Select lines where the word "электротехнические" appears.

"""

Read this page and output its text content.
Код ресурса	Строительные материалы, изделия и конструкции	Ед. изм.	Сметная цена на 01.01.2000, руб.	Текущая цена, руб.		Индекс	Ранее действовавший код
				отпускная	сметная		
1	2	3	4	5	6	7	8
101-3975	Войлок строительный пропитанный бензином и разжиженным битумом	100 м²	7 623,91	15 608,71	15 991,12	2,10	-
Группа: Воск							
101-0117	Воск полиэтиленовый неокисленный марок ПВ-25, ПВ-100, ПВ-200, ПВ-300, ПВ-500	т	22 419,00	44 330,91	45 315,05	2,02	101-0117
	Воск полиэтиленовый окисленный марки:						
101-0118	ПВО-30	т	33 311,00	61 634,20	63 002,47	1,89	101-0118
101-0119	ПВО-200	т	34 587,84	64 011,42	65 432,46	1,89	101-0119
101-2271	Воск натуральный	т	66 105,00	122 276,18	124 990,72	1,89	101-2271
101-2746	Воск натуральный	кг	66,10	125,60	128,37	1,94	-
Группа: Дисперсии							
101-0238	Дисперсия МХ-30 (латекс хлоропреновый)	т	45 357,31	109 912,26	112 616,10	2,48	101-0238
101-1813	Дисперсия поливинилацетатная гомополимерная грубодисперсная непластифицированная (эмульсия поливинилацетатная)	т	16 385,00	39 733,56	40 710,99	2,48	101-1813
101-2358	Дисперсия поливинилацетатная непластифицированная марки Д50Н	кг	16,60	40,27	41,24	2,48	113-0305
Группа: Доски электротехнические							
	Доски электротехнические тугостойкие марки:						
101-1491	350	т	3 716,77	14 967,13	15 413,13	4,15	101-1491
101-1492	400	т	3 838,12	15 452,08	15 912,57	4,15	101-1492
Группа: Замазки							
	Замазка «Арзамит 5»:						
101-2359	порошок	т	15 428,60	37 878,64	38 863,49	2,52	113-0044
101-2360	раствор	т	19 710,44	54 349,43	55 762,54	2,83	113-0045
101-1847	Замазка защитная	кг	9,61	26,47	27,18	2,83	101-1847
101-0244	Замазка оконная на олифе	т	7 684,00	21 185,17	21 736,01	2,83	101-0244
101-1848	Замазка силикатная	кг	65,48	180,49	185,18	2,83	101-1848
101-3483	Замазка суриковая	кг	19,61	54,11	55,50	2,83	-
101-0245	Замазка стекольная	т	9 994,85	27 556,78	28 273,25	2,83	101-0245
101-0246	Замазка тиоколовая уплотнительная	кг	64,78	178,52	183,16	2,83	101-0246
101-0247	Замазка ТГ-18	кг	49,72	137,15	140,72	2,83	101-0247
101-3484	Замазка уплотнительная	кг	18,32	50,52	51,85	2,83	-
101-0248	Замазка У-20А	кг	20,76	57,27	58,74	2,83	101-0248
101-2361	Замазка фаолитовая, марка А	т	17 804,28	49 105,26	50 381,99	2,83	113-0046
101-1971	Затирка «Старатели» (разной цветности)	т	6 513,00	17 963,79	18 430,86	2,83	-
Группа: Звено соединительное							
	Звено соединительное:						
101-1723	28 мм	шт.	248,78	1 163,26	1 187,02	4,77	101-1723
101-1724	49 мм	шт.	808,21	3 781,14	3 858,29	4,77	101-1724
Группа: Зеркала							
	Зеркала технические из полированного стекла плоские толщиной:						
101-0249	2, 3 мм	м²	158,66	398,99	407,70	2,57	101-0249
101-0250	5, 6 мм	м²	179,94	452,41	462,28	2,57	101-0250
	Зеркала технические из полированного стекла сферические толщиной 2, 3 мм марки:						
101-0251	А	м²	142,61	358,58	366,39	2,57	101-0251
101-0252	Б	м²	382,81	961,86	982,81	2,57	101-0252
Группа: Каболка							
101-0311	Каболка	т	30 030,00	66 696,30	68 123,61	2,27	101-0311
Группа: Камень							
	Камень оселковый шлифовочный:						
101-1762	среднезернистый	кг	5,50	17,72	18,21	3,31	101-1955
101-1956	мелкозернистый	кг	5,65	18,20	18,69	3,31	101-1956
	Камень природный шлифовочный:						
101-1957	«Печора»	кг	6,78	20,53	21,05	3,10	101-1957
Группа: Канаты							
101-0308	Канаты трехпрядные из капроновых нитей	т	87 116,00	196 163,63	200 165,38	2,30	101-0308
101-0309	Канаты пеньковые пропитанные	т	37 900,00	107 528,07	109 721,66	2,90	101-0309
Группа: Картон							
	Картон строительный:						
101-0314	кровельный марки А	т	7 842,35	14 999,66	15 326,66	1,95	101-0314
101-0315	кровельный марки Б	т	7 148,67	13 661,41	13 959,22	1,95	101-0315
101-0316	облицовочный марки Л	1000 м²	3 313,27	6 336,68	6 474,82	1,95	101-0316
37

"""

Final answer.
Группа: Доски электротехнические							
	Доски электротехнические тугостойкие марки:						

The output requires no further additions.